TASK = Assemble all lines in which the string "this" appears.

(Records from a collection)
-----

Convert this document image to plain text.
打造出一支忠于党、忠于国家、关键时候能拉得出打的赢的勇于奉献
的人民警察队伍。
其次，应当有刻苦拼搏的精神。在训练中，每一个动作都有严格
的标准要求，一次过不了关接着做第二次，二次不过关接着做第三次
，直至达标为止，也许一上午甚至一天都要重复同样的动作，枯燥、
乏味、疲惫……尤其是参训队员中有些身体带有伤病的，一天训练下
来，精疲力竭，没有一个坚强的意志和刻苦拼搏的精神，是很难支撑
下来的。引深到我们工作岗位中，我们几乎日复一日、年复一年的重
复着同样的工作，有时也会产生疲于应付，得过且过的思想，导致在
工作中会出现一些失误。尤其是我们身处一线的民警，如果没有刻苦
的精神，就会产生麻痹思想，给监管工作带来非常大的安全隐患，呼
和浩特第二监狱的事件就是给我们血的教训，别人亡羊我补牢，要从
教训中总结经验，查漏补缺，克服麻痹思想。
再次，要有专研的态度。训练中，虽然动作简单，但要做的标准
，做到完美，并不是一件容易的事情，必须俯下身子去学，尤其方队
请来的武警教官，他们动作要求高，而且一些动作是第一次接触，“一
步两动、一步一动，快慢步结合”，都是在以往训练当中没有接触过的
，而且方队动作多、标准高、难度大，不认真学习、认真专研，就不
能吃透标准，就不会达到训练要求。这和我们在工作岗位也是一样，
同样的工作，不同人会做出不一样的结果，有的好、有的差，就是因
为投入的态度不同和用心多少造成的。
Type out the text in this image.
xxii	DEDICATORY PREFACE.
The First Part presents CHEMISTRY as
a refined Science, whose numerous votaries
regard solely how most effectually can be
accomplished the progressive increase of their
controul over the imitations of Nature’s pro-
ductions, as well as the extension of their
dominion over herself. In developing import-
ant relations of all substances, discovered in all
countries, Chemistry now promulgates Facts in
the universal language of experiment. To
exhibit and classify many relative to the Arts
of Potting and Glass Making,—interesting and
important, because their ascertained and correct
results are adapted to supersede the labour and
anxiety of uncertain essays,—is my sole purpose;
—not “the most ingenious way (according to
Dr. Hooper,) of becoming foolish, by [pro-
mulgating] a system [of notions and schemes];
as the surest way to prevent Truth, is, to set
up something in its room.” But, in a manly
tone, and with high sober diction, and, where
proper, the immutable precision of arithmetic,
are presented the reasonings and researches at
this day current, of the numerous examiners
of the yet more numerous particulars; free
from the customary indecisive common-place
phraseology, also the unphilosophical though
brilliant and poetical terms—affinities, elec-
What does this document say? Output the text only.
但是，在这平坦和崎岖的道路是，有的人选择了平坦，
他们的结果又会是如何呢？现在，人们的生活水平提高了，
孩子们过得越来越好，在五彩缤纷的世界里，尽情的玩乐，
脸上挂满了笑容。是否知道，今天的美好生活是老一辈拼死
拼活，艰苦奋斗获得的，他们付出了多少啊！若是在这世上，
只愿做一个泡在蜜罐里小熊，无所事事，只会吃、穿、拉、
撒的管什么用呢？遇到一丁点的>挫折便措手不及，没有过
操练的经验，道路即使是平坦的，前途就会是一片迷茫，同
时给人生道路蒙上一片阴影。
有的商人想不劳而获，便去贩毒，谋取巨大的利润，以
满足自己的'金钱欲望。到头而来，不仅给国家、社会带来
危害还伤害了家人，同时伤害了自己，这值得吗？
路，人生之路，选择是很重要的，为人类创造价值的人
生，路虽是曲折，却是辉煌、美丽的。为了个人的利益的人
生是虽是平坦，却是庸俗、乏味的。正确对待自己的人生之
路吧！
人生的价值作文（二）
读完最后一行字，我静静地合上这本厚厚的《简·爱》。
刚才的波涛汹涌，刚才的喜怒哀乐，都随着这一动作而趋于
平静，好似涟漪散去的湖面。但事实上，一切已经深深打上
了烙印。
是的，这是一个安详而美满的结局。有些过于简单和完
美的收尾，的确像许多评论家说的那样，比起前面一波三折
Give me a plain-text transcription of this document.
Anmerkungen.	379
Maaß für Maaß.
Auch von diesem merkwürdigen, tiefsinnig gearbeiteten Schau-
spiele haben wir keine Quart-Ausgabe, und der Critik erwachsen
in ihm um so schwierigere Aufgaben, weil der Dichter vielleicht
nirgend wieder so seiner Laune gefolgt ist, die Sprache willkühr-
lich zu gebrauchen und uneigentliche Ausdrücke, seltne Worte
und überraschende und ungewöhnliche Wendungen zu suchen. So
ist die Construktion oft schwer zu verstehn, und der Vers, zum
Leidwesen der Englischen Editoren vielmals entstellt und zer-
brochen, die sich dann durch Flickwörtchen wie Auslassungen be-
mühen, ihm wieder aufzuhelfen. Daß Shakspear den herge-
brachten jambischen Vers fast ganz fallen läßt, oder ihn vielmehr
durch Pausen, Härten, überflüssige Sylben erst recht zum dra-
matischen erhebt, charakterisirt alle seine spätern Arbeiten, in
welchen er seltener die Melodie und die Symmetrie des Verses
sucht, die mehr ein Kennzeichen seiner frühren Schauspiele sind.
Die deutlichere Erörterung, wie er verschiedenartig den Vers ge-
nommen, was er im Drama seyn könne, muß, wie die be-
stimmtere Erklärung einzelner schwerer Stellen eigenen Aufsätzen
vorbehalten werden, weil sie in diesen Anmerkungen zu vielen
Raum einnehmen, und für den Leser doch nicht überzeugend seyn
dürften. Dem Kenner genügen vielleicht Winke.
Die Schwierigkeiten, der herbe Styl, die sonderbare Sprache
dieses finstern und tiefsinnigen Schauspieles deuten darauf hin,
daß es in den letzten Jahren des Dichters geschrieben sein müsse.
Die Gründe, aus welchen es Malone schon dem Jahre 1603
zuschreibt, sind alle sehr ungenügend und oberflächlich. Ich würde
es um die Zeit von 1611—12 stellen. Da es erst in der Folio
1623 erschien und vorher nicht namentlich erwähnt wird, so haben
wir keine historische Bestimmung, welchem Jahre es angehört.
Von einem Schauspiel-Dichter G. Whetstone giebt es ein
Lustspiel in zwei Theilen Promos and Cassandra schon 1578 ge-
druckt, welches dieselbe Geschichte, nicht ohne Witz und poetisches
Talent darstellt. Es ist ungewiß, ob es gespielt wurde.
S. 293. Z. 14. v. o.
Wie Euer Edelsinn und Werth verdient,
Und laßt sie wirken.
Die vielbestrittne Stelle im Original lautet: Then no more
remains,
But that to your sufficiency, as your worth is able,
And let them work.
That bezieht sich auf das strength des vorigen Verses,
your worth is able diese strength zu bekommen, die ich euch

-----

WRITTEN SOLUTION =
Convert this document image to plain text.
Type out the text in this image.
this day current, of the numerous examiners
What does this document say? Output the text only.
Give me a plain-text transcription of this document.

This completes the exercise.